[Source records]
———

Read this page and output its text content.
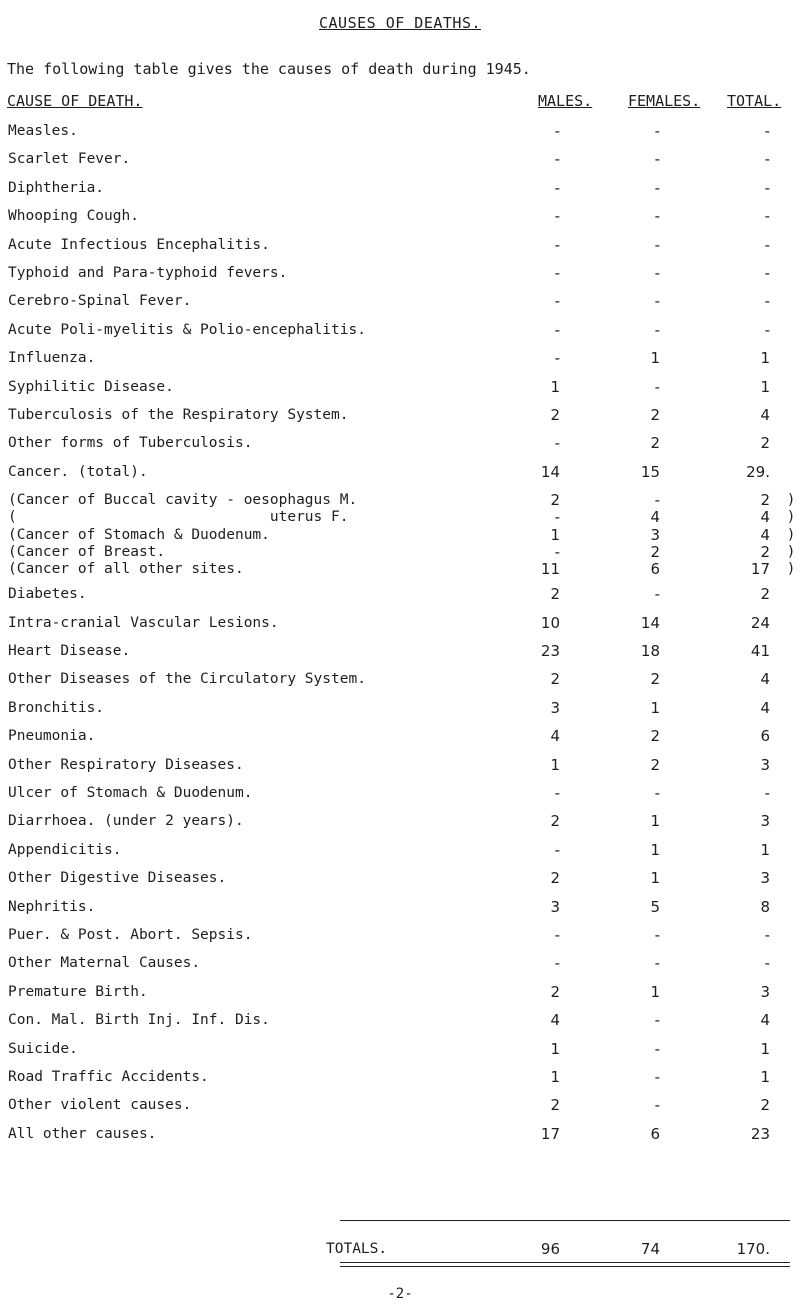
CAUSES OF DEATHS.
The following table gives the causes of death during 1945.
CAUSE OF DEATH.	MALES. FEMALES. TOTAL.
Measles.	-	-	-
Scarlet Fever.	-	-	-
Diphtheria.	-	-	-
Whooping Cough.	-	-	-
Acute Infectious Encephalitis.	-	-	-
Typhoid and Para-typhoid fevers.	-	-	-
Cerebro-Spinal Fever.	-	-	-
Acute Poli-myelitis & Polio-encephalitis.	-	-	-
Influenza.	-	1	1
Syphilitic Disease.	1	-	1
Tuberculosis of the Respiratory System.	2	2	4
Other forms of Tuberculosis.	-	2	2
Cancer. (total).	14	15	29.
(Cancer of Buccal cavity - oesophagus M.	2	-	2 )
(                             uterus F.	-	4	4 )
(Cancer of Stomach & Duodenum.	1	3	4 )
(Cancer of Breast.	-	2	2 )
(Cancer of all other sites.	11	6	17 )
Diabetes.	2	-	2
Intra-cranial Vascular Lesions.	10	14	24
Heart Disease.	23	18	41
Other Diseases of the Circulatory System.	2	2	4
Bronchitis.	3	1	4
Pneumonia.	4	2	6
Other Respiratory Diseases.	1	2	3
Ulcer of Stomach & Duodenum.	-	-	-
Diarrhoea. (under 2 years).	2	1	3
Appendicitis.	-	1	1
Other Digestive Diseases.	2	1	3
Nephritis.	3	5	8
Puer. & Post. Abort. Sepsis.	-	-	-
Other Maternal Causes.	-	-	-
Premature Birth.	2	1	3
Con. Mal. Birth Inj. Inf. Dis.	4	-	4
Suicide.	1	-	1
Road Traffic Accidents.	1	-	1
Other violent causes.	2	-	2
All other causes.	17	6	23
TOTALS.	96	74	170.
-2-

———

• Directions:
State only the number of lines in these entries that contain "Acute".

• Expected answer:
2